* Exercise goal
Please retype the entries exactly as they appear, from the very start of the entries through the line containing "202, 444, 216]", including that line.

* Input material
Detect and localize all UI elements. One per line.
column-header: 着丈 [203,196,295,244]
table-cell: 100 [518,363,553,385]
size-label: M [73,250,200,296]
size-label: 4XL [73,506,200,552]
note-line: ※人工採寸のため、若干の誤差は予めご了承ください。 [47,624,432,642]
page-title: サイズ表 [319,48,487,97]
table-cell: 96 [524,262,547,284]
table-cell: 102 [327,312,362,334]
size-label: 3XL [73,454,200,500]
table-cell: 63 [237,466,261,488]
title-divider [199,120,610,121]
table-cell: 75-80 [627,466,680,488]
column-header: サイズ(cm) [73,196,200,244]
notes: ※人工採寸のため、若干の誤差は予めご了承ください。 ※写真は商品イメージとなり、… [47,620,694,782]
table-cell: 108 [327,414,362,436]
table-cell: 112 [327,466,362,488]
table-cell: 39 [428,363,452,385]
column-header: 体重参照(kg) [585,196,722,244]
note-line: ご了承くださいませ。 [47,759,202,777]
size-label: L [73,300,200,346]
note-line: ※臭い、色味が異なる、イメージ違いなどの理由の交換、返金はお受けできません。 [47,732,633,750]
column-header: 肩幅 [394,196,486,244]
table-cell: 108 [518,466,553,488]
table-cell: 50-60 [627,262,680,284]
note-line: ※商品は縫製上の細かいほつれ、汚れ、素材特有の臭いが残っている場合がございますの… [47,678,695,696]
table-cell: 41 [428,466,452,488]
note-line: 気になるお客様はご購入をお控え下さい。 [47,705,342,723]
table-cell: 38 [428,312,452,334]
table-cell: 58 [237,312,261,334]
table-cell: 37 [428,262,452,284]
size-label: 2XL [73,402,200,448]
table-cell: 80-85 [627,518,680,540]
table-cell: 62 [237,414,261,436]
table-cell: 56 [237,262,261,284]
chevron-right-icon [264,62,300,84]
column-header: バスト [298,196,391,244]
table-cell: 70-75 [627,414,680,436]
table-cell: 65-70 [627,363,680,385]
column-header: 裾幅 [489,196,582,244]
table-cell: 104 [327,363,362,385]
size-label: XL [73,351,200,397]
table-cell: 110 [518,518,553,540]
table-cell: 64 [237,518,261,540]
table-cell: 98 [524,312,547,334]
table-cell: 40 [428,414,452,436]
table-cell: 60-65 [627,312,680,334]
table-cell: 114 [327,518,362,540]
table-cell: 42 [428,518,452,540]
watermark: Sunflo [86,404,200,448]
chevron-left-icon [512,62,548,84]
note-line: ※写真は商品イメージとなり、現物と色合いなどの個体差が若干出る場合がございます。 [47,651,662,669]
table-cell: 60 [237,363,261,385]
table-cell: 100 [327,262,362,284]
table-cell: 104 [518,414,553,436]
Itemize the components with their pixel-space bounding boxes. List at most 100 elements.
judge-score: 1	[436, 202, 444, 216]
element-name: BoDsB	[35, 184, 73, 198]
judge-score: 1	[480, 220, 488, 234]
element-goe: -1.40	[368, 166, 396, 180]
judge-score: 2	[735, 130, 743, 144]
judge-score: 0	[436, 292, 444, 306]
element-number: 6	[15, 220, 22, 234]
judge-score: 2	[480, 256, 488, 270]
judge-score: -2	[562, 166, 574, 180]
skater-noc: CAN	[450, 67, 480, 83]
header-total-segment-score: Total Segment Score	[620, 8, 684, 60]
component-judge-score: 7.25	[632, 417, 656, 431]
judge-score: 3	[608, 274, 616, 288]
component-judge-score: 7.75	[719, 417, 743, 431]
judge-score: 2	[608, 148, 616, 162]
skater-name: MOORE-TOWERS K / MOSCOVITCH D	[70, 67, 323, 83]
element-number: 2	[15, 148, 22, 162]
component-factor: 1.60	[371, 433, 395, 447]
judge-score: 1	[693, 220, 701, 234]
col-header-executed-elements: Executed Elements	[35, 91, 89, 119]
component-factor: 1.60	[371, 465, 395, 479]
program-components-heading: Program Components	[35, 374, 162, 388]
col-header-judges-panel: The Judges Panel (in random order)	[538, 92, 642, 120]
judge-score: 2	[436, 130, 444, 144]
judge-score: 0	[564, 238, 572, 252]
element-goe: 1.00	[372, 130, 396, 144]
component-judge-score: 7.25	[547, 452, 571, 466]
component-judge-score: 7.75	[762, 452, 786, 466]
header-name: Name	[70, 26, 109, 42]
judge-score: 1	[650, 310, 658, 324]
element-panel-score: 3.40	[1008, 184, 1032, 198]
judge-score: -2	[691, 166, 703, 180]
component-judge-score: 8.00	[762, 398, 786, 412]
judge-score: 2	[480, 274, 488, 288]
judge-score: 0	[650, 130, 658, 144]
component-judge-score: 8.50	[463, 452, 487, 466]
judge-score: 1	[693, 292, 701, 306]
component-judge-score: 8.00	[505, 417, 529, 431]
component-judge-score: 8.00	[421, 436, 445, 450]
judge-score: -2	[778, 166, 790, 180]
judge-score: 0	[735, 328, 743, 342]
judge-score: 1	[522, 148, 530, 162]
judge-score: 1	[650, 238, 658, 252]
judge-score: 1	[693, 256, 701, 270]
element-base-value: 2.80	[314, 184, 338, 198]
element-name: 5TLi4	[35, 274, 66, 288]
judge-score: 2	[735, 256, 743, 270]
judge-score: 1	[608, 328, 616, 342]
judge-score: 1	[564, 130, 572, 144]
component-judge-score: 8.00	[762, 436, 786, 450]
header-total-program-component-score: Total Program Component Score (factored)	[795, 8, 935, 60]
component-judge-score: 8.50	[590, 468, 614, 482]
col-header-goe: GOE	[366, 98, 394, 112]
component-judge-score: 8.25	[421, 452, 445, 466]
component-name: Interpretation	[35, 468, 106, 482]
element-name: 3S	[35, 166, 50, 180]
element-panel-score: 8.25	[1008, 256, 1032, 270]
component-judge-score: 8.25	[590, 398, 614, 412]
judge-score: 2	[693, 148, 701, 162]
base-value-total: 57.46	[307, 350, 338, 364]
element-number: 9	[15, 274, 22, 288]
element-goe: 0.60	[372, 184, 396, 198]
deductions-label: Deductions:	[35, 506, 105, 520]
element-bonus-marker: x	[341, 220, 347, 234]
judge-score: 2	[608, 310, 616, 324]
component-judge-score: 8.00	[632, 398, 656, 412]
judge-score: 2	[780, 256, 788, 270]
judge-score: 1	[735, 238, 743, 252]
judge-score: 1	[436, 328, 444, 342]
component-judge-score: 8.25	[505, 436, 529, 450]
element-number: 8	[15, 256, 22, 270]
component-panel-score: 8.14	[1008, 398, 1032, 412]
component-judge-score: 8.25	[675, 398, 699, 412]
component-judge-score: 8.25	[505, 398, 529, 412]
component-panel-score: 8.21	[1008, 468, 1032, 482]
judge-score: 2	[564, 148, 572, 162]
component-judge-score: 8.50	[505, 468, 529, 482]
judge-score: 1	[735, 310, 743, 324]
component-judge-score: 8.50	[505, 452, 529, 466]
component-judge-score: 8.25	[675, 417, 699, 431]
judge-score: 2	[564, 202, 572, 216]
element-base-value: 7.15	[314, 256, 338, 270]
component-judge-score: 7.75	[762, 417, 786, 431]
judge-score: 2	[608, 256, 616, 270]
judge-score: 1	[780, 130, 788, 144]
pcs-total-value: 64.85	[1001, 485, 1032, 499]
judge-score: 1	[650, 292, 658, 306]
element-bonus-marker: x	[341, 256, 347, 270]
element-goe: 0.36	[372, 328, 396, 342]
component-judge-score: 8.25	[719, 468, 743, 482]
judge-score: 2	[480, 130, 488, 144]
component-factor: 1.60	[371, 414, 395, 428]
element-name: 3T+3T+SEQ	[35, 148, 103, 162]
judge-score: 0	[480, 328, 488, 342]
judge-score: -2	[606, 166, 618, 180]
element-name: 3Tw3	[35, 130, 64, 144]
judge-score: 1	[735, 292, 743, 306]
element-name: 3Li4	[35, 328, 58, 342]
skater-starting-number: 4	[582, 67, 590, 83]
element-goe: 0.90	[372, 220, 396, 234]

* Written solution
Detect and localize all UI elements. One per line.
column-header: 着丈 [203,196,295,244]
table-cell: 100 [518,363,553,385]
size-label: M [73,250,200,296]
size-label: 4XL [73,506,200,552]
note-line: ※人工採寸のため、若干の誤差は予めご了承ください。 [47,624,432,642]
page-title: サイズ表 [319,48,487,97]
table-cell: 96 [524,262,547,284]
table-cell: 102 [327,312,362,334]
size-label: 3XL [73,454,200,500]
table-cell: 63 [237,466,261,488]
title-divider [199,120,610,121]
table-cell: 75-80 [627,466,680,488]
column-header: サイズ(cm) [73,196,200,244]
notes: ※人工採寸のため、若干の誤差は予めご了承ください。 ※写真は商品イメージとなり、… [47,620,694,782]
table-cell: 108 [327,414,362,436]
table-cell: 112 [327,466,362,488]
table-cell: 39 [428,363,452,385]
column-header: 体重参照(kg) [585,196,722,244]
note-line: ご了承くださいませ。 [47,759,202,777]
size-label: L [73,300,200,346]
note-line: ※臭い、色味が異なる、イメージ違いなどの理由の交換、返金はお受けできません。 [47,732,633,750]
column-header: 肩幅 [394,196,486,244]
table-cell: 108 [518,466,553,488]
table-cell: 50-60 [627,262,680,284]
note-line: ※商品は縫製上の細かいほつれ、汚れ、素材特有の臭いが残っている場合がございますの… [47,678,695,696]
table-cell: 41 [428,466,452,488]
note-line: 気になるお客様はご購入をお控え下さい。 [47,705,342,723]
table-cell: 38 [428,312,452,334]
table-cell: 58 [237,312,261,334]
table-cell: 37 [428,262,452,284]
size-label: 2XL [73,402,200,448]
table-cell: 80-85 [627,518,680,540]
table-cell: 62 [237,414,261,436]
table-cell: 56 [237,262,261,284]
chevron-right-icon [264,62,300,84]
column-header: バスト [298,196,391,244]
table-cell: 70-75 [627,414,680,436]
table-cell: 65-70 [627,363,680,385]
column-header: 裾幅 [489,196,582,244]
table-cell: 104 [327,363,362,385]
size-label: XL [73,351,200,397]
table-cell: 110 [518,518,553,540]
table-cell: 64 [237,518,261,540]
table-cell: 98 [524,312,547,334]
table-cell: 40 [428,414,452,436]
table-cell: 60-65 [627,312,680,334]
table-cell: 114 [327,518,362,540]
table-cell: 42 [428,518,452,540]
watermark: Sunflo [86,404,200,448]
chevron-left-icon [512,62,548,84]
note-line: ※写真は商品イメージとなり、現物と色合いなどの個体差が若干出る場合がございます。 [47,651,662,669]
table-cell: 60 [237,363,261,385]
table-cell: 100 [327,262,362,284]
table-cell: 104 [518,414,553,436]
Itemize the components with their pixel-space bounding boxes. List at most 100 elements.
judge-score: 1	[436, 202, 444, 216]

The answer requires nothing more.